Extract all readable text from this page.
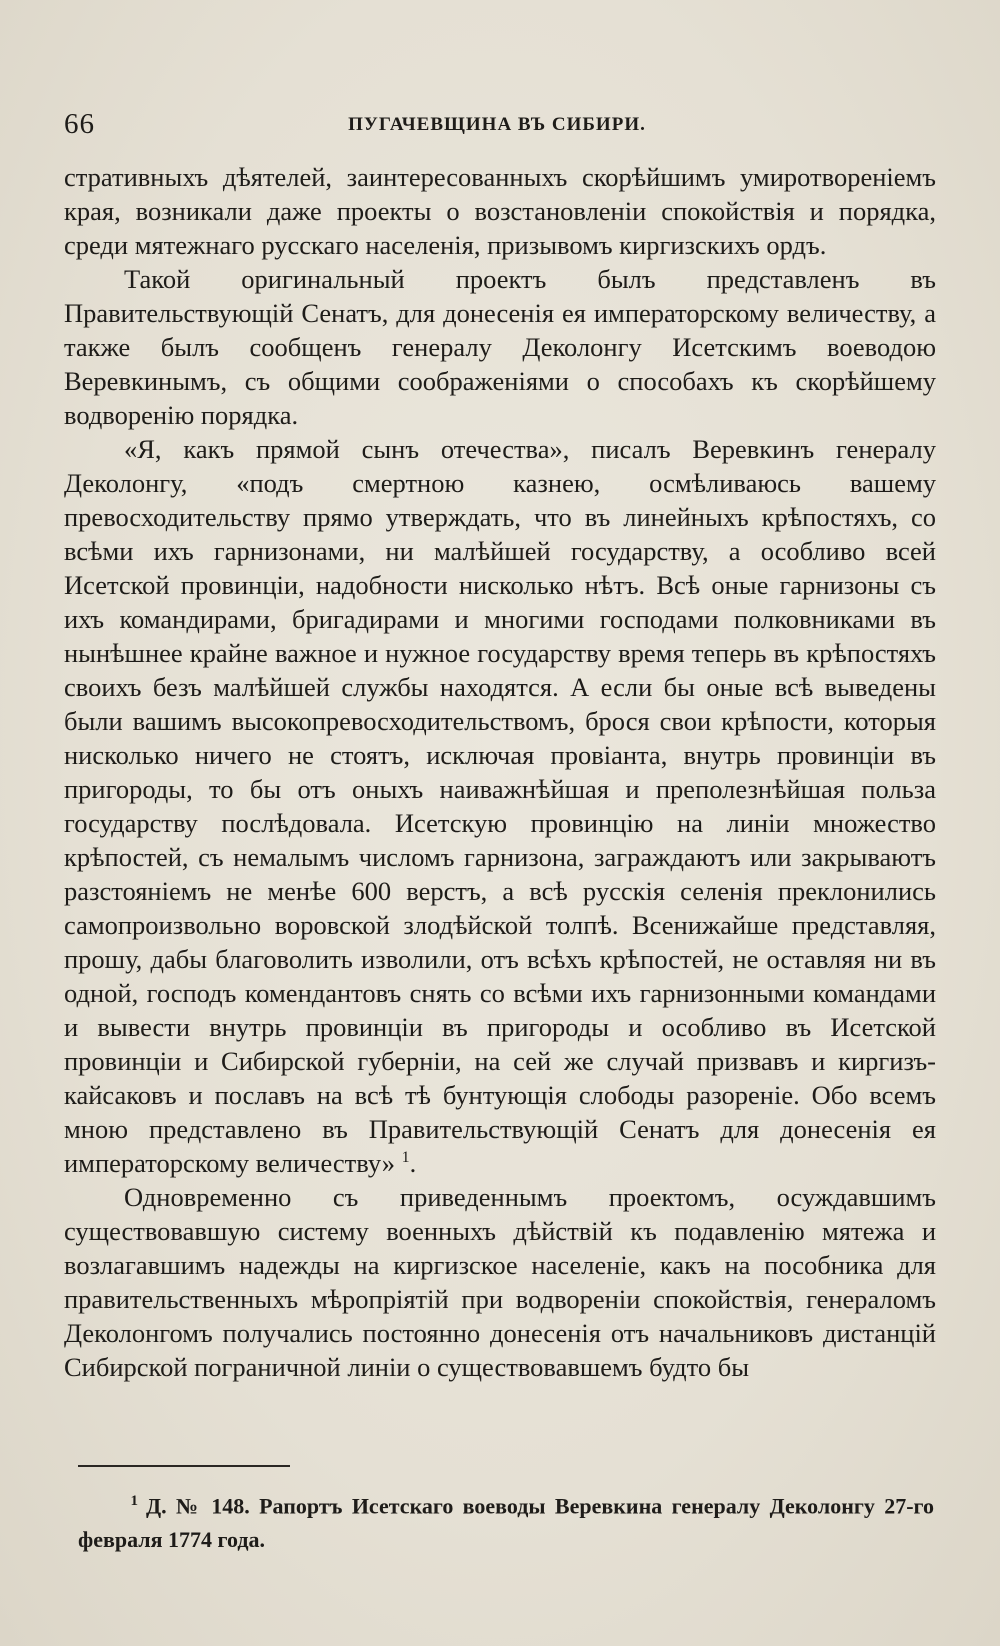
66	ПУГАЧЕВЩИНА ВЪ СИБИРИ.

стративныхъ дѣятелей, заинтересованныхъ скорѣйшимъ умиротвореніемъ края, возникали даже проекты о возстановленіи спокойствія и порядка, среди мятежнаго русскаго населенія, призывомъ киргизскихъ ордъ.

Такой оригинальный проектъ былъ представленъ въ Правительствующій Сенатъ, для донесенія ея императорскому величеству, а также былъ сообщенъ генералу Деколонгу Исетскимъ воеводою Веревкинымъ, съ общими соображеніями о способахъ къ скорѣйшему водворенію порядка.

«Я, какъ прямой сынъ отечества», писалъ Веревкинъ генералу Деколонгу, «подъ смертною казнею, осмѣливаюсь вашему превосходительству прямо утверждать, что въ линейныхъ крѣпостяхъ, со всѣми ихъ гарнизонами, ни малѣйшей государству, а особливо всей Исетской провинціи, надобности нисколько нѣтъ. Всѣ оные гарнизоны съ ихъ командирами, бригадирами и многими господами полковниками въ нынѣшнее крайне важное и нужное государству время теперь въ крѣпостяхъ своихъ безъ малѣйшей службы находятся. А если бы оные всѣ выведены были вашимъ высокопревосходительствомъ, брося свои крѣпости, которыя нисколько ничего не стоятъ, исключая провіанта, внутрь провинціи въ пригороды, то бы отъ оныхъ наиважнѣйшая и преполезнѣйшая польза государству послѣдовала. Исетскую провинцію на линіи множество крѣпостей, съ немалымъ числомъ гарнизона, заграждаютъ или закрываютъ разстояніемъ не менѣе 600 верстъ, а всѣ русскія селенія преклонились самопроизвольно воровской злодѣйской толпѣ. Всенижайше представляя, прошу, дабы благоволить изволили, отъ всѣхъ крѣпостей, не оставляя ни въ одной, господъ комендантовъ снять со всѣми ихъ гарнизонными командами и вывести внутрь провинціи въ пригороды и особливо въ Исетской провинціи и Сибирской губерніи, на сей же случай призвавъ и киргизъ-кайсаковъ и пославъ на всѣ тѣ бунтующія слободы разореніе. Обо всемъ мною представлено въ Правительствующій Сенатъ для донесенія ея императорскому величеству» $^1$.

Одновременно съ приведеннымъ проектомъ, осуждавшимъ существовавшую систему военныхъ дѣйствій къ подавленію мятежа и возлагавшимъ надежды на киргизское населеніе, какъ на пособника для правительственныхъ мѣропріятій при водвореніи спокойствія, генераломъ Деколонгомъ получались постоянно донесенія отъ начальниковъ дистанцій Сибирской пограничной линіи о существовавшемъ будто бы

1 Д. № 148. Рапортъ Исетскаго воеводы Веревкина генералу Деколонгу 27-го февраля 1774 года.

————————

▸ **TO BE DONE**
Examine the data above and state how many of its lines contain the word "порядка", with no further remarks.

▸ **EXERCISE RESPONSE**
2